=== Exercise goal ===
Reproduce the lines of the material exactly, excluding every image.

=== Data for this exercise ===
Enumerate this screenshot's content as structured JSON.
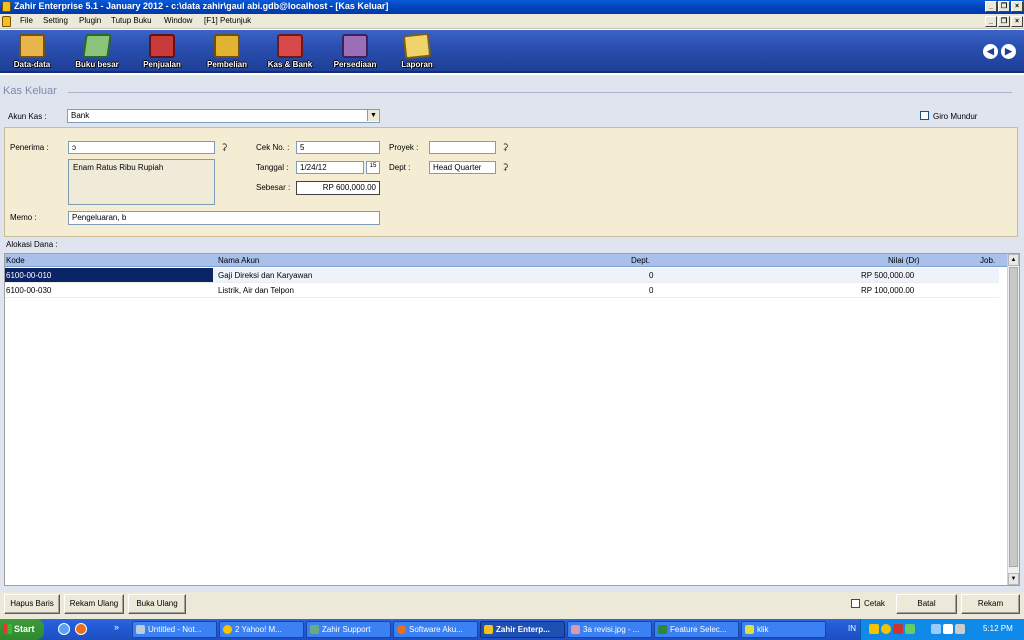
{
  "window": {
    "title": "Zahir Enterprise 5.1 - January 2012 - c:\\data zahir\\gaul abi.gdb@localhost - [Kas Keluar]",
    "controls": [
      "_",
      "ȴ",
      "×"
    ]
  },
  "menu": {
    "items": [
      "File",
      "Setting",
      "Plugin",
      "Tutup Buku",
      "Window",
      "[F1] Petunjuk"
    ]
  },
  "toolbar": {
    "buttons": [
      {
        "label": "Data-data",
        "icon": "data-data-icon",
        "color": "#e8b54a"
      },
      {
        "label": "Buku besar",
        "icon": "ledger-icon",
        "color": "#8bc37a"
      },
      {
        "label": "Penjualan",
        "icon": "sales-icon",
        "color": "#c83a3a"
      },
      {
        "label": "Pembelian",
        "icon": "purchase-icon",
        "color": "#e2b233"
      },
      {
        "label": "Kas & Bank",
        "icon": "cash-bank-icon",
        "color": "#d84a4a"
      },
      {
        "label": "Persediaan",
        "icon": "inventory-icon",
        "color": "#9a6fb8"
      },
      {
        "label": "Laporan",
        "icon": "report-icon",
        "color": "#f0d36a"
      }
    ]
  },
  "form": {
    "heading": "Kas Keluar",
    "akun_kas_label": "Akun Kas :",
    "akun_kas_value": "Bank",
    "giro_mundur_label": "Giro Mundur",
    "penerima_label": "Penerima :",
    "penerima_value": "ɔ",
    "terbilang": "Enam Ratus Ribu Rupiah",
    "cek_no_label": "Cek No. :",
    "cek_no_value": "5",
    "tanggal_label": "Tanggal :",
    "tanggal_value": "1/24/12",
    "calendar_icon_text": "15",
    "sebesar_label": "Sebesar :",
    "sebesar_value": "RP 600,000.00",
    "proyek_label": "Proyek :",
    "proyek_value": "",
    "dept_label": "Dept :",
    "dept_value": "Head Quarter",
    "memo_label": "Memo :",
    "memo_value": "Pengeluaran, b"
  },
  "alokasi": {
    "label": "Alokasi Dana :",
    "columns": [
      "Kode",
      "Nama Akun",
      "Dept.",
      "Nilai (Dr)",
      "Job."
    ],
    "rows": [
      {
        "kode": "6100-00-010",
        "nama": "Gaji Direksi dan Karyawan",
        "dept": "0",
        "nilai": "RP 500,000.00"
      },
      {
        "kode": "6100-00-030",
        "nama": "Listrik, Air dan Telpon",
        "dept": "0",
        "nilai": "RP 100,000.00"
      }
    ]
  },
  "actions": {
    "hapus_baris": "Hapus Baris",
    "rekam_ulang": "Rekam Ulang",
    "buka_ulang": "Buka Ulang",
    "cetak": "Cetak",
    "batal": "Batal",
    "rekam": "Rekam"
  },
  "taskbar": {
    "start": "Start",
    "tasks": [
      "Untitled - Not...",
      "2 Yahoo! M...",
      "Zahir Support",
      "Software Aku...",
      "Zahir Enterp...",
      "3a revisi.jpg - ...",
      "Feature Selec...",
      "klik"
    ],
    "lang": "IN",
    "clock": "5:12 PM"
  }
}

=== Result ===
Enumerate this screenshot's content as structured JSON.
{
  "window": {
    "title": "Zahir Enterprise 5.1 - January 2012 - c:\\data zahir\\gaul abi.gdb@localhost - [Kas Keluar]",
    "controls": [
      "_",
      "ȴ",
      "×"
    ]
  },
  "menu": {
    "items": [
      "File",
      "Setting",
      "Plugin",
      "Tutup Buku",
      "Window",
      "[F1] Petunjuk"
    ]
  },
  "toolbar": {
    "buttons": [
      {
        "label": "Data-data",
        "icon": "data-data-icon",
        "color": "#e8b54a"
      },
      {
        "label": "Buku besar",
        "icon": "ledger-icon",
        "color": "#8bc37a"
      },
      {
        "label": "Penjualan",
        "icon": "sales-icon",
        "color": "#c83a3a"
      },
      {
        "label": "Pembelian",
        "icon": "purchase-icon",
        "color": "#e2b233"
      },
      {
        "label": "Kas & Bank",
        "icon": "cash-bank-icon",
        "color": "#d84a4a"
      },
      {
        "label": "Persediaan",
        "icon": "inventory-icon",
        "color": "#9a6fb8"
      },
      {
        "label": "Laporan",
        "icon": "report-icon",
        "color": "#f0d36a"
      }
    ]
  },
  "form": {
    "heading": "Kas Keluar",
    "akun_kas_label": "Akun Kas :",
    "akun_kas_value": "Bank",
    "giro_mundur_label": "Giro Mundur",
    "penerima_label": "Penerima :",
    "penerima_value": "ɔ",
    "terbilang": "Enam Ratus Ribu Rupiah",
    "cek_no_label": "Cek No. :",
    "cek_no_value": "5",
    "tanggal_label": "Tanggal :",
    "tanggal_value": "1/24/12",
    "calendar_icon_text": "15",
    "sebesar_label": "Sebesar :",
    "sebesar_value": "RP 600,000.00",
    "proyek_label": "Proyek :",
    "proyek_value": "",
    "dept_label": "Dept :",
    "dept_value": "Head Quarter",
    "memo_label": "Memo :",
    "memo_value": "Pengeluaran, b"
  },
  "alokasi": {
    "label": "Alokasi Dana :",
    "columns": [
      "Kode",
      "Nama Akun",
      "Dept.",
      "Nilai (Dr)",
      "Job."
    ],
    "rows": [
      {
        "kode": "6100-00-010",
        "nama": "Gaji Direksi dan Karyawan",
        "dept": "0",
        "nilai": "RP 500,000.00"
      },
      {
        "kode": "6100-00-030",
        "nama": "Listrik, Air dan Telpon",
        "dept": "0",
        "nilai": "RP 100,000.00"
      }
    ]
  },
  "actions": {
    "hapus_baris": "Hapus Baris",
    "rekam_ulang": "Rekam Ulang",
    "buka_ulang": "Buka Ulang",
    "cetak": "Cetak",
    "batal": "Batal",
    "rekam": "Rekam"
  },
  "taskbar": {
    "start": "Start",
    "tasks": [
      "Untitled - Not...",
      "2 Yahoo! M...",
      "Zahir Support",
      "Software Aku...",
      "Zahir Enterp...",
      "3a revisi.jpg - ...",
      "Feature Selec...",
      "klik"
    ],
    "lang": "IN",
    "clock": "5:12 PM"
  }
}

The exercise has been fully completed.